» **PROVIDED TEXT**
━━━
TOP 5 ways to get the best mortgage rate possible
Mortgage interest rates are the highest they've been in 20 years, making homes unaffordable for many buyers. Let's take a look at the top 5 ways to get the best mortgage rate possible as we finish out 2022 so you can still enter the market today and take advantage of the best market buyers have seen in years.
1. Check your credit score
This might sound obvious, but one of the biggest mistakes buyers are currently making in regards to their credit score is not checking it early and often. If you don't pay attention to it until a few weeks before applying for a mortgage, if you don't have the score you want, you won't have the time needed to fix it before applying for the loan which will dramatically impact the interest rate the lender can give you.
I recommend starting to check it 6 months in advance so if it's not where you want it to be(740+ is typically going to give you the best rates but a minimum of 680 is often recommended), you'll have enough time to work on paying down debt, disputing issues you find, etc. Not sure where to start with fixing your credit? I have great referrals to credit repair specialists that can go over the most effective ways to boost your score before applying for a loan. Need a credit repair referral? Contact me today!
2. Apply with multiple lenders
Another common mistake buyers are making in today's market is only applying with one lender. Right now lenders are competing for business more than they have had to over the last few years so you really need to be talking to credit unions, mortgage brokers, etc to make sure you are getting the best rate, as well as loan program, that fits your financial needs.
Worried about how all those applications will impact your score? DON'T. Yes, when the first lender runs your credit your score it will temporarily drop slightly, but after the first credit inquiry any other lender that runs your credit in the next 45 days will not impact your credit score because the credit bureaus have shopping around for a mortgage built into their models so you don't get penalized for trying to find the best rate.
━━━
» **DATASET**
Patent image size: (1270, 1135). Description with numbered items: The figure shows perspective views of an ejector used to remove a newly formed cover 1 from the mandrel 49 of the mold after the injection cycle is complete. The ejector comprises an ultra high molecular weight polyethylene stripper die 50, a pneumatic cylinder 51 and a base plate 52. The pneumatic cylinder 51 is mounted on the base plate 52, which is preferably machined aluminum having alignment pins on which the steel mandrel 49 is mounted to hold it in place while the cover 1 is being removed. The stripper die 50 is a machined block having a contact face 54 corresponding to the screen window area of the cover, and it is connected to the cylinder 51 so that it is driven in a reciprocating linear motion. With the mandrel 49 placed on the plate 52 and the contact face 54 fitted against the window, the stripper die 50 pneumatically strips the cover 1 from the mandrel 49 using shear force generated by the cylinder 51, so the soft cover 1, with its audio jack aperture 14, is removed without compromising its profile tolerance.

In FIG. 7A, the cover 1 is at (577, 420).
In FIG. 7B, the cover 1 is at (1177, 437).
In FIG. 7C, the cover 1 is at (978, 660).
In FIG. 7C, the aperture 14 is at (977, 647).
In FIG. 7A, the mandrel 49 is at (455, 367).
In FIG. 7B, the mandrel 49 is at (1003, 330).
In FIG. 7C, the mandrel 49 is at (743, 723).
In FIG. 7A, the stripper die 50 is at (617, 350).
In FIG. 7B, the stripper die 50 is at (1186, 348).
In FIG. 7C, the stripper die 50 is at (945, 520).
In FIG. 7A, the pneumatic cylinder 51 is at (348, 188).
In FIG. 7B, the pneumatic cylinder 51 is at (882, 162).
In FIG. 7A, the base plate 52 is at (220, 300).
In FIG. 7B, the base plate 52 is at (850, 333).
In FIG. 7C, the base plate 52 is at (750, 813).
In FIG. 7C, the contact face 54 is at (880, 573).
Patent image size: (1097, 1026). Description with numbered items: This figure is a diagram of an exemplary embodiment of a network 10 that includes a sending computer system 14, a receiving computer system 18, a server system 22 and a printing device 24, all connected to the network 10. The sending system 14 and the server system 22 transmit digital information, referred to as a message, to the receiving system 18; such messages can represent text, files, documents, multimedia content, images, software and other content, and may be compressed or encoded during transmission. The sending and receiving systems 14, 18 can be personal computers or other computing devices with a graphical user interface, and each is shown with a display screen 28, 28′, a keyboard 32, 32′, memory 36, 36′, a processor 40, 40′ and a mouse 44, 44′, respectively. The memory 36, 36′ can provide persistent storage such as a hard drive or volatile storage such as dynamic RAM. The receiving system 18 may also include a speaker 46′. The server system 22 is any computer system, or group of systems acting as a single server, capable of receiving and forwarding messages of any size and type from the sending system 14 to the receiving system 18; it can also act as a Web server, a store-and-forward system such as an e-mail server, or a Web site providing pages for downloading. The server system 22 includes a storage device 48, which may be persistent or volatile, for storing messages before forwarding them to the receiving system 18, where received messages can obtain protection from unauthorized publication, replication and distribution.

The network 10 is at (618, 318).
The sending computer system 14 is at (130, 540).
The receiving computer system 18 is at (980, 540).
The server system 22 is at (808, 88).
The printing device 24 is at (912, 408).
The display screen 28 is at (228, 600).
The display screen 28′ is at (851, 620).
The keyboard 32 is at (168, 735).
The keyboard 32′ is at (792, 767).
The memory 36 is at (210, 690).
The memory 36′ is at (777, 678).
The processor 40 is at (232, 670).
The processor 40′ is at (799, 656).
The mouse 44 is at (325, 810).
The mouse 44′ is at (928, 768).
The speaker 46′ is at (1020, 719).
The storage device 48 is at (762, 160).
━━━
» **DIRECTIVE 1**
Answer these from the mortgage rate text:
(a) According to the opening, mortgage interest rates are the highest they've been in how many years?
(b) What credit score is typically going to give the best rates?
(c) After the first credit inquiry, other lenders can run your credit within how many days without affecting your score?
» **DIRECTIVE 2**
Copy out the mortgage rate text word for word, starting with "Worried about how" and going on through "the best rate.".
The records stand apart from the mortgage rate text and are separate material.

» **FINAL RESULT 1**
(a) 20 years
(b) 740+
(c) 45 days

» **FINAL RESULT 2**
Worried about how all those applications will impact your score? DON'T. Yes, when the first lender runs your credit your score it will temporarily drop slightly, but after the first credit inquiry any other lender that runs your credit in the next 45 days will not impact your credit score because the credit bureaus have shopping around for a mortgage built into their models so you don't get penalized for trying to find the best rate.